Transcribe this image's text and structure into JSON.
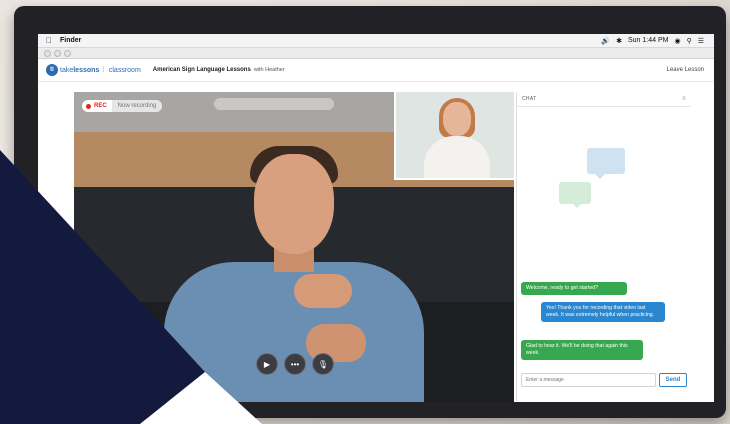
{
  "menubar": {
    "apple_icon": "apple-icon",
    "app_name": "Finder",
    "status": "Sun 1:44 PM"
  },
  "app": {
    "brand_prefix": "take",
    "brand_name": "lessons",
    "brand_suffix": "classroom",
    "lesson_title": "American Sign Language Lessons",
    "lesson_with": "with Heather",
    "leave_label": "Leave Lesson"
  },
  "video": {
    "rec_label": "REC",
    "rec_state": "Now recording"
  },
  "chat": {
    "header": "CHAT",
    "messages": [
      {
        "side": "teacher",
        "text": "Welcome, ready to get started?"
      },
      {
        "side": "student",
        "text": "Yes! Thank you for recording that video last week. It was extremely helpful when practicing."
      },
      {
        "side": "teacher",
        "text": "Glad to hear it. We'll be doing that again this week."
      }
    ],
    "input_placeholder": "Enter a message",
    "send_label": "Send"
  },
  "colors": {
    "accent_blue": "#2a86cf",
    "accent_green": "#37a84f",
    "rec_red": "#e02424",
    "corner_navy": "#131a3d"
  }
}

AIM: The pictures should not be reproduced; quote all of the other material exactly.

PROBLEM SOLUTION:
Transcribe this image's text and structure into JSON.
{
  "menubar": {
    "apple_icon": "apple-icon",
    "app_name": "Finder",
    "status": "Sun 1:44 PM"
  },
  "app": {
    "brand_prefix": "take",
    "brand_name": "lessons",
    "brand_suffix": "classroom",
    "lesson_title": "American Sign Language Lessons",
    "lesson_with": "with Heather",
    "leave_label": "Leave Lesson"
  },
  "video": {
    "rec_label": "REC",
    "rec_state": "Now recording"
  },
  "chat": {
    "header": "CHAT",
    "messages": [
      {
        "side": "teacher",
        "text": "Welcome, ready to get started?"
      },
      {
        "side": "student",
        "text": "Yes! Thank you for recording that video last week. It was extremely helpful when practicing."
      },
      {
        "side": "teacher",
        "text": "Glad to hear it. We'll be doing that again this week."
      }
    ],
    "input_placeholder": "Enter a message",
    "send_label": "Send"
  },
  "colors": {
    "accent_blue": "#2a86cf",
    "accent_green": "#37a84f",
    "rec_red": "#e02424",
    "corner_navy": "#131a3d"
  }
}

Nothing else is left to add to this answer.